◆ Aim ◆
Please transcribe the listing below in full and word for word, without its pictures.

◆ Given information ◆
========================
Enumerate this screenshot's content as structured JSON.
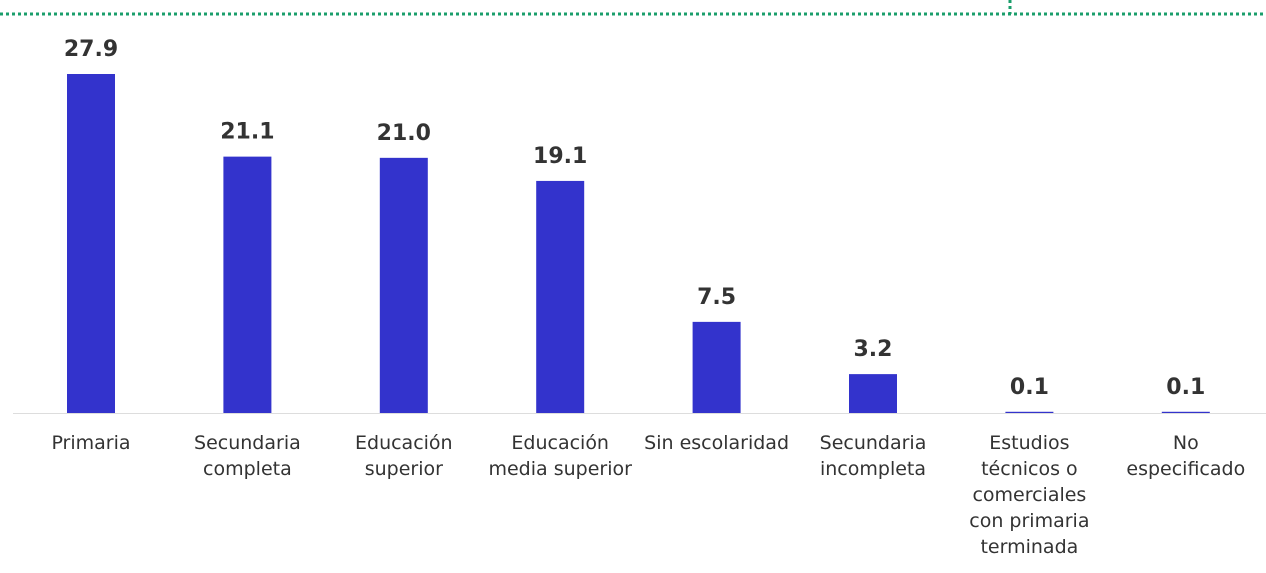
{
  "chart_data": {
    "type": "bar",
    "categories": [
      "Primaria",
      "Secundaria completa",
      "Educación superior",
      "Educación media superior",
      "Sin escolaridad",
      "Secundaria incompleta",
      "Estudios técnicos o comerciales con primaria terminada",
      "No especificado"
    ],
    "values": [
      27.9,
      21.1,
      21.0,
      19.1,
      7.5,
      3.2,
      0.1,
      0.1
    ],
    "value_labels": [
      "27.9",
      "21.1",
      "21.0",
      "19.1",
      "7.5",
      "3.2",
      "0.1",
      "0.1"
    ],
    "color": "#3333cc"
  }
}
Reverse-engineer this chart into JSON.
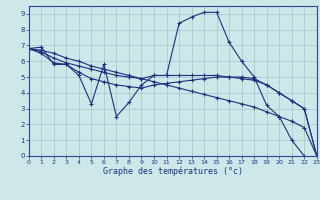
{
  "title": "Graphe des températures (°c)",
  "bg_color": "#cce8e8",
  "grid_color": "#a8cccc",
  "line_color": "#1e3080",
  "xlim": [
    0,
    23
  ],
  "ylim": [
    0,
    9.5
  ],
  "xticks": [
    0,
    1,
    2,
    3,
    4,
    5,
    6,
    7,
    8,
    9,
    10,
    11,
    12,
    13,
    14,
    15,
    16,
    17,
    18,
    19,
    20,
    21,
    22,
    23
  ],
  "yticks": [
    0,
    1,
    2,
    3,
    4,
    5,
    6,
    7,
    8,
    9
  ],
  "series": [
    {
      "x": [
        0,
        1,
        2,
        3,
        4,
        5,
        6,
        7,
        8,
        9,
        10,
        11,
        12,
        13,
        14,
        15,
        16,
        17,
        18,
        19,
        20,
        21,
        22
      ],
      "y": [
        6.8,
        6.9,
        5.8,
        5.8,
        5.1,
        3.3,
        5.8,
        2.5,
        3.4,
        4.5,
        5.1,
        5.1,
        8.4,
        8.8,
        9.1,
        9.1,
        7.2,
        6.0,
        5.0,
        3.2,
        2.5,
        1.0,
        0.0
      ]
    },
    {
      "x": [
        0,
        1,
        2,
        3,
        4,
        5,
        6,
        7,
        8,
        9,
        10,
        11,
        12,
        13,
        14,
        15,
        16,
        17,
        18,
        19,
        20,
        21,
        22,
        23
      ],
      "y": [
        6.8,
        6.7,
        6.5,
        6.2,
        6.0,
        5.7,
        5.5,
        5.3,
        5.1,
        4.9,
        4.7,
        4.5,
        4.3,
        4.1,
        3.9,
        3.7,
        3.5,
        3.3,
        3.1,
        2.8,
        2.5,
        2.2,
        1.8,
        0.0
      ]
    },
    {
      "x": [
        0,
        1,
        2,
        3,
        4,
        5,
        6,
        7,
        8,
        9,
        10,
        11,
        12,
        13,
        14,
        15,
        16,
        17,
        18,
        19,
        20,
        21,
        22,
        23
      ],
      "y": [
        6.8,
        6.6,
        6.2,
        5.9,
        5.7,
        5.5,
        5.3,
        5.1,
        5.0,
        4.9,
        5.1,
        5.1,
        5.1,
        5.1,
        5.1,
        5.1,
        5.0,
        5.0,
        4.9,
        4.5,
        4.0,
        3.5,
        3.0,
        0.0
      ]
    },
    {
      "x": [
        0,
        1,
        2,
        3,
        4,
        5,
        6,
        7,
        8,
        9,
        10,
        11,
        12,
        13,
        14,
        15,
        16,
        17,
        18,
        19,
        20,
        21,
        22,
        23
      ],
      "y": [
        6.8,
        6.5,
        5.9,
        5.8,
        5.3,
        4.9,
        4.7,
        4.5,
        4.4,
        4.3,
        4.5,
        4.6,
        4.7,
        4.8,
        4.9,
        5.0,
        5.0,
        4.9,
        4.8,
        4.5,
        4.0,
        3.5,
        3.0,
        0.0
      ]
    }
  ]
}
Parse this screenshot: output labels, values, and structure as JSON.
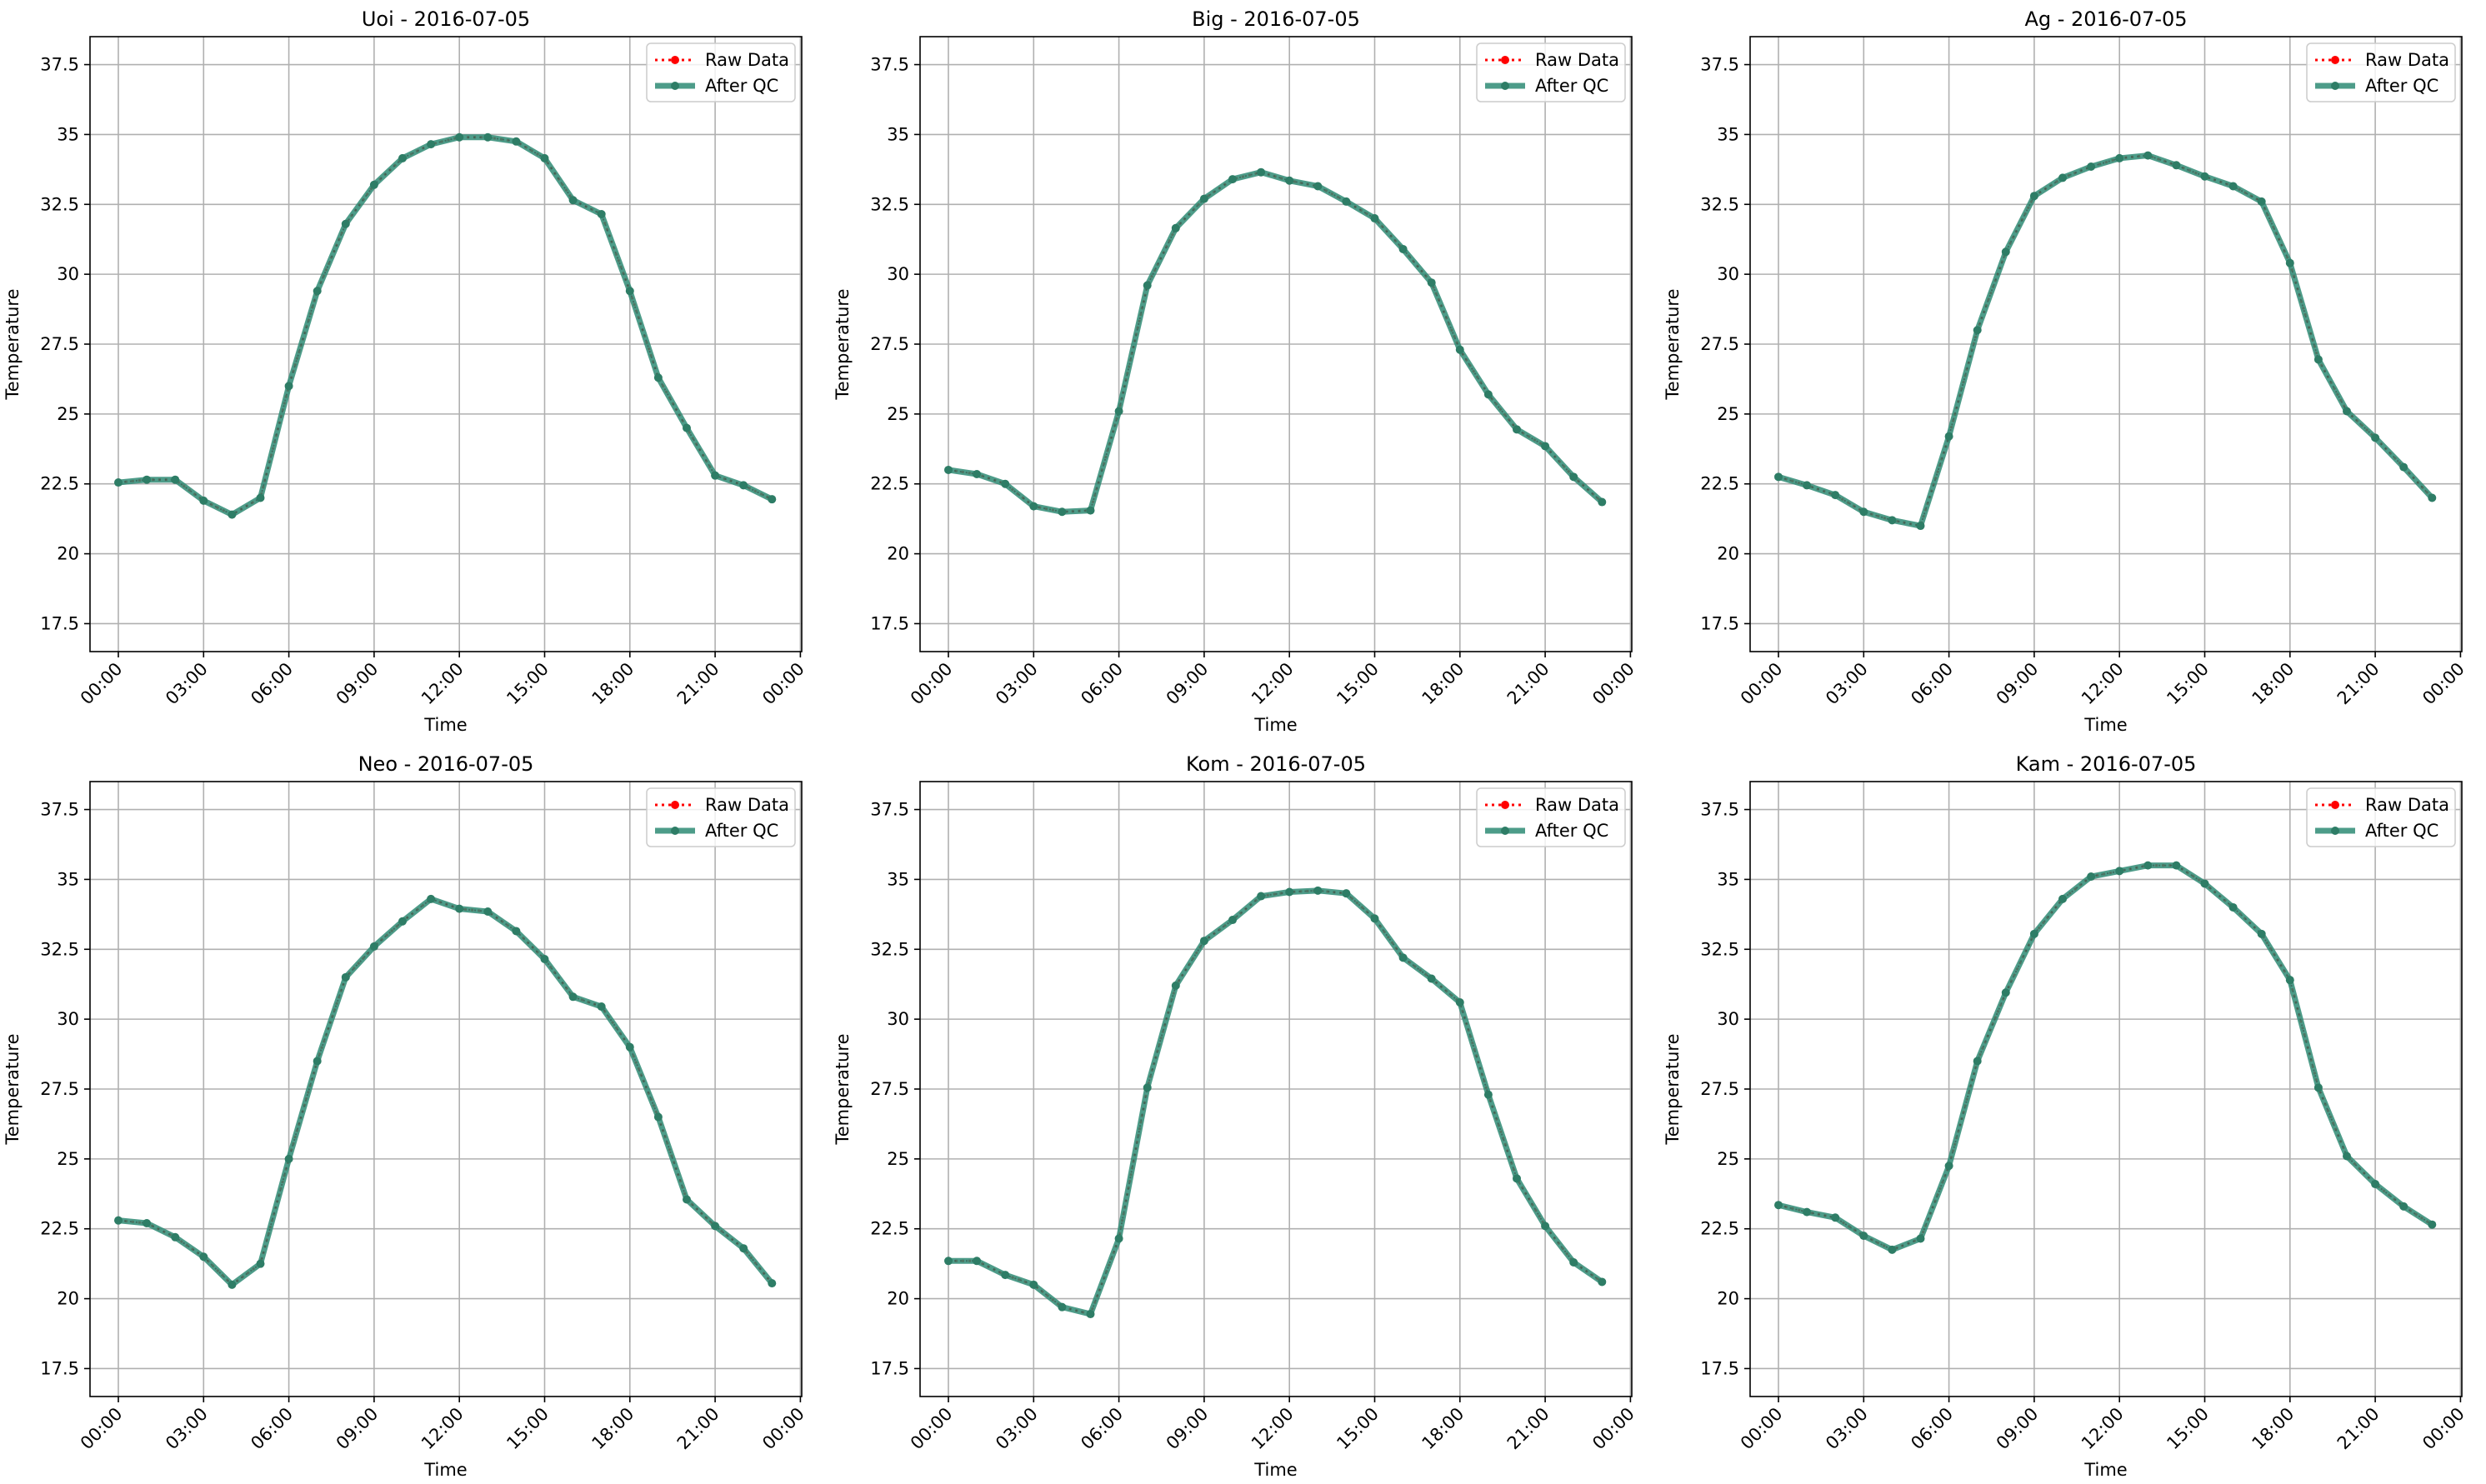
========================
◆ Output for this exercise ◆
Enumerate this screenshot's content as structured JSON.
{
  "chart_data": {
    "type": "bar",
    "categories": [
      "Primaria",
      "Secundaria completa",
      "Educación superior",
      "Educación media superior",
      "Sin escolaridad",
      "Secundaria incompleta",
      "Estudios técnicos o comerciales con primaria terminada",
      "No especificado"
    ],
    "values": [
      27.9,
      21.1,
      21.0,
      19.1,
      7.5,
      3.2,
      0.1,
      0.1
    ],
    "value_labels": [
      "27.9",
      "21.1",
      "21.0",
      "19.1",
      "7.5",
      "3.2",
      "0.1",
      "0.1"
    ],
    "color": "#3333cc"
  }
}
Reverse-engineer this chart into JSON.
{
  "title": "Graphe des températures (°c)",
  "bg_color": "#cce8e8",
  "grid_color": "#a8cccc",
  "line_color": "#1e3080",
  "xlim": [
    0,
    23
  ],
  "ylim": [
    0,
    9.5
  ],
  "xticks": [
    0,
    1,
    2,
    3,
    4,
    5,
    6,
    7,
    8,
    9,
    10,
    11,
    12,
    13,
    14,
    15,
    16,
    17,
    18,
    19,
    20,
    21,
    22,
    23
  ],
  "yticks": [
    0,
    1,
    2,
    3,
    4,
    5,
    6,
    7,
    8,
    9
  ],
  "series": [
    {
      "x": [
        0,
        1,
        2,
        3,
        4,
        5,
        6,
        7,
        8,
        9,
        10,
        11,
        12,
        13,
        14,
        15,
        16,
        17,
        18,
        19,
        20,
        21,
        22
      ],
      "y": [
        6.8,
        6.9,
        5.8,
        5.8,
        5.1,
        3.3,
        5.8,
        2.5,
        3.4,
        4.5,
        5.1,
        5.1,
        8.4,
        8.8,
        9.1,
        9.1,
        7.2,
        6.0,
        5.0,
        3.2,
        2.5,
        1.0,
        0.0
      ]
    },
    {
      "x": [
        0,
        1,
        2,
        3,
        4,
        5,
        6,
        7,
        8,
        9,
        10,
        11,
        12,
        13,
        14,
        15,
        16,
        17,
        18,
        19,
        20,
        21,
        22,
        23
      ],
      "y": [
        6.8,
        6.7,
        6.5,
        6.2,
        6.0,
        5.7,
        5.5,
        5.3,
        5.1,
        4.9,
        4.7,
        4.5,
        4.3,
        4.1,
        3.9,
        3.7,
        3.5,
        3.3,
        3.1,
        2.8,
        2.5,
        2.2,
        1.8,
        0.0
      ]
    },
    {
      "x": [
        0,
        1,
        2,
        3,
        4,
        5,
        6,
        7,
        8,
        9,
        10,
        11,
        12,
        13,
        14,
        15,
        16,
        17,
        18,
        19,
        20,
        21,
        22,
        23
      ],
      "y": [
        6.8,
        6.6,
        6.2,
        5.9,
        5.7,
        5.5,
        5.3,
        5.1,
        5.0,
        4.9,
        5.1,
        5.1,
        5.1,
        5.1,
        5.1,
        5.1,
        5.0,
        5.0,
        4.9,
        4.5,
        4.0,
        3.5,
        3.0,
        0.0
      ]
    },
    {
      "x": [
        0,
        1,
        2,
        3,
        4,
        5,
        6,
        7,
        8,
        9,
        10,
        11,
        12,
        13,
        14,
        15,
        16,
        17,
        18,
        19,
        20,
        21,
        22,
        23
      ],
      "y": [
        6.8,
        6.5,
        5.9,
        5.8,
        5.3,
        4.9,
        4.7,
        4.5,
        4.4,
        4.3,
        4.5,
        4.6,
        4.7,
        4.8,
        4.9,
        5.0,
        5.0,
        4.9,
        4.8,
        4.5,
        4.0,
        3.5,
        3.0,
        0.0
      ]
    }
  ]
}
Parse this screenshot: output labels, values, and structure as JSON.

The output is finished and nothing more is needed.